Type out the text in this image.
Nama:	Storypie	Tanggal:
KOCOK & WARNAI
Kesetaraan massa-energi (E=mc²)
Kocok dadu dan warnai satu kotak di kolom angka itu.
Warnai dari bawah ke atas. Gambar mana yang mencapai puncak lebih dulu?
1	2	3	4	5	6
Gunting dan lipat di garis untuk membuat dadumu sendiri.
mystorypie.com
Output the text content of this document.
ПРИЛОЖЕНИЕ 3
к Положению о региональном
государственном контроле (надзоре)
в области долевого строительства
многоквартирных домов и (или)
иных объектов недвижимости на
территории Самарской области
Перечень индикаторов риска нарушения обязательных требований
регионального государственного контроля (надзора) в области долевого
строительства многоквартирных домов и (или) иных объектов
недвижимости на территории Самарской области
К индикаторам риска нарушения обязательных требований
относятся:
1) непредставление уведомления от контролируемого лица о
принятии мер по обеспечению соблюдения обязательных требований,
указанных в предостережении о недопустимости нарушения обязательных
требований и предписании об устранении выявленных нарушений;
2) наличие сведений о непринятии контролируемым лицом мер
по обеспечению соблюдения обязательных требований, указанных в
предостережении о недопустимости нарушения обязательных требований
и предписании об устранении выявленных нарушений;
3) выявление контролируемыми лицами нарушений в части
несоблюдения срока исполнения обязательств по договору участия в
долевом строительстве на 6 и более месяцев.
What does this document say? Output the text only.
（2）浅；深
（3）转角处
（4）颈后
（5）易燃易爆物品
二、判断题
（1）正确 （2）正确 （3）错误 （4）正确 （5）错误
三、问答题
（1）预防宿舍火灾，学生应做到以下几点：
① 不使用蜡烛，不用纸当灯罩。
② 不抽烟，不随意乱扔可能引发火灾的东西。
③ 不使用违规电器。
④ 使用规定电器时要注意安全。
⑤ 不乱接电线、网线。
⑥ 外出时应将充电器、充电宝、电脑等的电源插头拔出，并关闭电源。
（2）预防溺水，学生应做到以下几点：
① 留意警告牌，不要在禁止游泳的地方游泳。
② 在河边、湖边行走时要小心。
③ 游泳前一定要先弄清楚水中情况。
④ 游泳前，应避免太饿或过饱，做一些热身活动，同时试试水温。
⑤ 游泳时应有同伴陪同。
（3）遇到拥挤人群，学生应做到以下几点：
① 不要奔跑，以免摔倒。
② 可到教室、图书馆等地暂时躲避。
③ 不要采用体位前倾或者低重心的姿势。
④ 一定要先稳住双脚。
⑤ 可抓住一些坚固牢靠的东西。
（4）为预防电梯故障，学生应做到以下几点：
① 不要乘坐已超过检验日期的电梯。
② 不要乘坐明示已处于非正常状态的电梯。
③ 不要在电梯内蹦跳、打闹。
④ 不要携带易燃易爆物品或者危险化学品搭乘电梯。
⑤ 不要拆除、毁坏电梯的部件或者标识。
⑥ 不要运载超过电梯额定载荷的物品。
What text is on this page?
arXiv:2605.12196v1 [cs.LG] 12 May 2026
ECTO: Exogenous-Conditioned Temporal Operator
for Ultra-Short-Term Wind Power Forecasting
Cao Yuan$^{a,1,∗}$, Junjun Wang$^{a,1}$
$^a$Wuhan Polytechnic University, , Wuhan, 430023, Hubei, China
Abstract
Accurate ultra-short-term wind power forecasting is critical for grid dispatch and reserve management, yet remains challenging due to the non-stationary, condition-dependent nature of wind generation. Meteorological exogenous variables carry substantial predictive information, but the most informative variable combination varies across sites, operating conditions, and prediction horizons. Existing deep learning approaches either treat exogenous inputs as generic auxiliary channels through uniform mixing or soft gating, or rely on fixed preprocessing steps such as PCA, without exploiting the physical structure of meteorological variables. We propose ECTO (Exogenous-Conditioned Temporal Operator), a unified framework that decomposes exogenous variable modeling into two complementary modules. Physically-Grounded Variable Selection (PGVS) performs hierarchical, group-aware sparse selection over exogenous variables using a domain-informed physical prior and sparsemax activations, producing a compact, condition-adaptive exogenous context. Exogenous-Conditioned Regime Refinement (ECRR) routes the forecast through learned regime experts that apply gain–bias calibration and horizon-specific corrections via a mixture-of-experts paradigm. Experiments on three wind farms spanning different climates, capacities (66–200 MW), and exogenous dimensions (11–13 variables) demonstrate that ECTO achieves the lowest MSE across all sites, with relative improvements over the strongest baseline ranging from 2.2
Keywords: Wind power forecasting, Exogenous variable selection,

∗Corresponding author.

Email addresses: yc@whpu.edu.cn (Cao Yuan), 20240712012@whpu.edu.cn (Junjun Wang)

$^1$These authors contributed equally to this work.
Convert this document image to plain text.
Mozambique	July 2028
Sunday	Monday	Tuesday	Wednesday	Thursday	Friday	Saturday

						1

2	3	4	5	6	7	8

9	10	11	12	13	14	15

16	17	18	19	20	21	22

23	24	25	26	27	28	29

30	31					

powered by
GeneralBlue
■ ■ ■ ■
▸ **Stated goal**
Go through the listing above and pull out each line containing the word "document".

▸ **Task solution**
Output the text content of this document.
What does this document say? Output the text only.
Convert this document image to plain text.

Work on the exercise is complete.